## Begin
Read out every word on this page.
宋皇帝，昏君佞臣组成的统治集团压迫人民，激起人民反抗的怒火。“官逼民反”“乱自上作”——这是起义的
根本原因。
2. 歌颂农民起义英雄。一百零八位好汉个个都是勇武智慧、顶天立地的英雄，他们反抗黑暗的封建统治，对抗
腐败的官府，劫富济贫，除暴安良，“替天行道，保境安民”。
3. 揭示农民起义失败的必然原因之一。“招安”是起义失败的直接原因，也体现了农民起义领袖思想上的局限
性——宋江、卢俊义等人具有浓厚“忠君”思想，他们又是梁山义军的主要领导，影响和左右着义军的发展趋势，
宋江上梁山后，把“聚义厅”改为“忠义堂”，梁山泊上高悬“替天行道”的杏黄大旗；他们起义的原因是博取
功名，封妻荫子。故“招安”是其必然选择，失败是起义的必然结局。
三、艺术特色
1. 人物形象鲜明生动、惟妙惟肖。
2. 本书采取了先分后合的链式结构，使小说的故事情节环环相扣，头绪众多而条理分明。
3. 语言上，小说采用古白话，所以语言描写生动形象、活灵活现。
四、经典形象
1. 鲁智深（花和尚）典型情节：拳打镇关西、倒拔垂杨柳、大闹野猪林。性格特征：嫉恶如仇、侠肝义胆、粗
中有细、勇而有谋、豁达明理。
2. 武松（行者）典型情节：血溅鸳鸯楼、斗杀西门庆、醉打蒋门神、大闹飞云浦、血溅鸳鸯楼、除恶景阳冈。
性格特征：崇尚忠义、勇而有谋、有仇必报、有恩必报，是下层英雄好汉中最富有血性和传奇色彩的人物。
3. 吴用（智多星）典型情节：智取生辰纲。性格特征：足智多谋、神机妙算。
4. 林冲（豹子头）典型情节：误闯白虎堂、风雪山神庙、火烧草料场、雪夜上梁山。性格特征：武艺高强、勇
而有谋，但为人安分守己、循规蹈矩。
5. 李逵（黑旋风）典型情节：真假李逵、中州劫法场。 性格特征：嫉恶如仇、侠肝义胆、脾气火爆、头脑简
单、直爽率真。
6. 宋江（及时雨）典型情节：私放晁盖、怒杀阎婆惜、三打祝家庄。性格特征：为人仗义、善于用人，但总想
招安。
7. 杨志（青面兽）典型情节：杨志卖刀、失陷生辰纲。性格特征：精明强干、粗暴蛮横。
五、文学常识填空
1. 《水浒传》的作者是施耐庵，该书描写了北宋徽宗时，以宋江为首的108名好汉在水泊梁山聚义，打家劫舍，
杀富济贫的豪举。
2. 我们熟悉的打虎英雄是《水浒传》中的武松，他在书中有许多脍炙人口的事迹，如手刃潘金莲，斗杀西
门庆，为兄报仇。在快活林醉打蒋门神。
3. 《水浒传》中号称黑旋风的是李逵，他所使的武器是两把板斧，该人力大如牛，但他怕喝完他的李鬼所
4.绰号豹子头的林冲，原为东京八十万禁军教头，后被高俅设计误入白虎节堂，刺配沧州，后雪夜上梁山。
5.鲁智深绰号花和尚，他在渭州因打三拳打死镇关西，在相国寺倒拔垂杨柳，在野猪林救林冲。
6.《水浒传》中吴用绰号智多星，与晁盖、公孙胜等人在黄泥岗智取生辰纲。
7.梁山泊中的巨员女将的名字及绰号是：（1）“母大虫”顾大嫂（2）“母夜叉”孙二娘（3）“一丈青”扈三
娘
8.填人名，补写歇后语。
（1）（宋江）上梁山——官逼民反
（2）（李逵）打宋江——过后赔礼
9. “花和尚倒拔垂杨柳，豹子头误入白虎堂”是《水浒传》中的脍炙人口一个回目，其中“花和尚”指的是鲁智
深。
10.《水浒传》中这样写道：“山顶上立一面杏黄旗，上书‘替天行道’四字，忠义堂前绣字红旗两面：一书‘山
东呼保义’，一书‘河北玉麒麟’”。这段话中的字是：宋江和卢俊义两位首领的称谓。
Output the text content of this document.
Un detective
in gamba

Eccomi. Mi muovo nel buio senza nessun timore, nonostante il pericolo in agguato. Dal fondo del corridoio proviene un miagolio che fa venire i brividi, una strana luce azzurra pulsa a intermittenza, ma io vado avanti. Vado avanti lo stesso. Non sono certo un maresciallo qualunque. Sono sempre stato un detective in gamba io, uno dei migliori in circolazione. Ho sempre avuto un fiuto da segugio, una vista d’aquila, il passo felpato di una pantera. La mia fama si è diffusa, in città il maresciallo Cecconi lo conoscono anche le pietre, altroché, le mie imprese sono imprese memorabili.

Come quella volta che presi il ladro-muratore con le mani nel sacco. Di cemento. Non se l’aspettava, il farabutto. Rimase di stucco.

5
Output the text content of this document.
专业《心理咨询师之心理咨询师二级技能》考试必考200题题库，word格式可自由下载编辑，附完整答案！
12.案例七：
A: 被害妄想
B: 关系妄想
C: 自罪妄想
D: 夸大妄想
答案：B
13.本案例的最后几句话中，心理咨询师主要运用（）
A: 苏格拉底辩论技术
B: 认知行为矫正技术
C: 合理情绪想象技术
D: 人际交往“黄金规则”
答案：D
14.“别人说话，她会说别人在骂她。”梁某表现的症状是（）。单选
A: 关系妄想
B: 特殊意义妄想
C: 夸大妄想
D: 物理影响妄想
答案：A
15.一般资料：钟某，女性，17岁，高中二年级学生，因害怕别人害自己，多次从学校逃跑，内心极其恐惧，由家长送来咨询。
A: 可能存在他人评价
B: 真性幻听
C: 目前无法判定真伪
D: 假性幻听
## End
## Work to do
Go back to the listing above and please repeat it exactly.

## Answer below
Read out every word on this page.
宋皇帝，昏君佞臣组成的统治集团压迫人民，激起人民反抗的怒火。“官逼民反”“乱自上作”——这是起义的
根本原因。
2. 歌颂农民起义英雄。一百零八位好汉个个都是勇武智慧、顶天立地的英雄，他们反抗黑暗的封建统治，对抗
腐败的官府，劫富济贫，除暴安良，“替天行道，保境安民”。
3. 揭示农民起义失败的必然原因之一。“招安”是起义失败的直接原因，也体现了农民起义领袖思想上的局限
性——宋江、卢俊义等人具有浓厚“忠君”思想，他们又是梁山义军的主要领导，影响和左右着义军的发展趋势，
宋江上梁山后，把“聚义厅”改为“忠义堂”，梁山泊上高悬“替天行道”的杏黄大旗；他们起义的原因是博取
功名，封妻荫子。故“招安”是其必然选择，失败是起义的必然结局。
三、艺术特色
1. 人物形象鲜明生动、惟妙惟肖。
2. 本书采取了先分后合的链式结构，使小说的故事情节环环相扣，头绪众多而条理分明。
3. 语言上，小说采用古白话，所以语言描写生动形象、活灵活现。
四、经典形象
1. 鲁智深（花和尚）典型情节：拳打镇关西、倒拔垂杨柳、大闹野猪林。性格特征：嫉恶如仇、侠肝义胆、粗
中有细、勇而有谋、豁达明理。
2. 武松（行者）典型情节：血溅鸳鸯楼、斗杀西门庆、醉打蒋门神、大闹飞云浦、血溅鸳鸯楼、除恶景阳冈。
性格特征：崇尚忠义、勇而有谋、有仇必报、有恩必报，是下层英雄好汉中最富有血性和传奇色彩的人物。
3. 吴用（智多星）典型情节：智取生辰纲。性格特征：足智多谋、神机妙算。
4. 林冲（豹子头）典型情节：误闯白虎堂、风雪山神庙、火烧草料场、雪夜上梁山。性格特征：武艺高强、勇
而有谋，但为人安分守己、循规蹈矩。
5. 李逵（黑旋风）典型情节：真假李逵、中州劫法场。 性格特征：嫉恶如仇、侠肝义胆、脾气火爆、头脑简
单、直爽率真。
6. 宋江（及时雨）典型情节：私放晁盖、怒杀阎婆惜、三打祝家庄。性格特征：为人仗义、善于用人，但总想
招安。
7. 杨志（青面兽）典型情节：杨志卖刀、失陷生辰纲。性格特征：精明强干、粗暴蛮横。
五、文学常识填空
1. 《水浒传》的作者是施耐庵，该书描写了北宋徽宗时，以宋江为首的108名好汉在水泊梁山聚义，打家劫舍，
杀富济贫的豪举。
2. 我们熟悉的打虎英雄是《水浒传》中的武松，他在书中有许多脍炙人口的事迹，如手刃潘金莲，斗杀西
门庆，为兄报仇。在快活林醉打蒋门神。
3. 《水浒传》中号称黑旋风的是李逵，他所使的武器是两把板斧，该人力大如牛，但他怕喝完他的李鬼所
4.绰号豹子头的林冲，原为东京八十万禁军教头，后被高俅设计误入白虎节堂，刺配沧州，后雪夜上梁山。
5.鲁智深绰号花和尚，他在渭州因打三拳打死镇关西，在相国寺倒拔垂杨柳，在野猪林救林冲。
6.《水浒传》中吴用绰号智多星，与晁盖、公孙胜等人在黄泥岗智取生辰纲。
7.梁山泊中的巨员女将的名字及绰号是：（1）“母大虫”顾大嫂（2）“母夜叉”孙二娘（3）“一丈青”扈三
娘
8.填人名，补写歇后语。
（1）（宋江）上梁山——官逼民反
（2）（李逵）打宋江——过后赔礼
9. “花和尚倒拔垂杨柳，豹子头误入白虎堂”是《水浒传》中的脍炙人口一个回目，其中“花和尚”指的是鲁智
深。
10.《水浒传》中这样写道：“山顶上立一面杏黄旗，上书‘替天行道’四字，忠义堂前绣字红旗两面：一书‘山
东呼保义’，一书‘河北玉麒麟’”。这段话中的字是：宋江和卢俊义两位首领的称谓。
Output the text content of this document.
Un detective
in gamba

Eccomi. Mi muovo nel buio senza nessun timore, nonostante il pericolo in agguato. Dal fondo del corridoio proviene un miagolio che fa venire i brividi, una strana luce azzurra pulsa a intermittenza, ma io vado avanti. Vado avanti lo stesso. Non sono certo un maresciallo qualunque. Sono sempre stato un detective in gamba io, uno dei migliori in circolazione. Ho sempre avuto un fiuto da segugio, una vista d’aquila, il passo felpato di una pantera. La mia fama si è diffusa, in città il maresciallo Cecconi lo conoscono anche le pietre, altroché, le mie imprese sono imprese memorabili.

Come quella volta che presi il ladro-muratore con le mani nel sacco. Di cemento. Non se l’aspettava, il farabutto. Rimase di stucco.

5
Output the text content of this document.
专业《心理咨询师之心理咨询师二级技能》考试必考200题题库，word格式可自由下载编辑，附完整答案！
12.案例七：
A: 被害妄想
B: 关系妄想
C: 自罪妄想
D: 夸大妄想
答案：B
13.本案例的最后几句话中，心理咨询师主要运用（）
A: 苏格拉底辩论技术
B: 认知行为矫正技术
C: 合理情绪想象技术
D: 人际交往“黄金规则”
答案：D
14.“别人说话，她会说别人在骂她。”梁某表现的症状是（）。单选
A: 关系妄想
B: 特殊意义妄想
C: 夸大妄想
D: 物理影响妄想
答案：A
15.一般资料：钟某，女性，17岁，高中二年级学生，因害怕别人害自己，多次从学校逃跑，内心极其恐惧，由家长送来咨询。
A: 可能存在他人评价
B: 真性幻听
C: 目前无法判定真伪
D: 假性幻听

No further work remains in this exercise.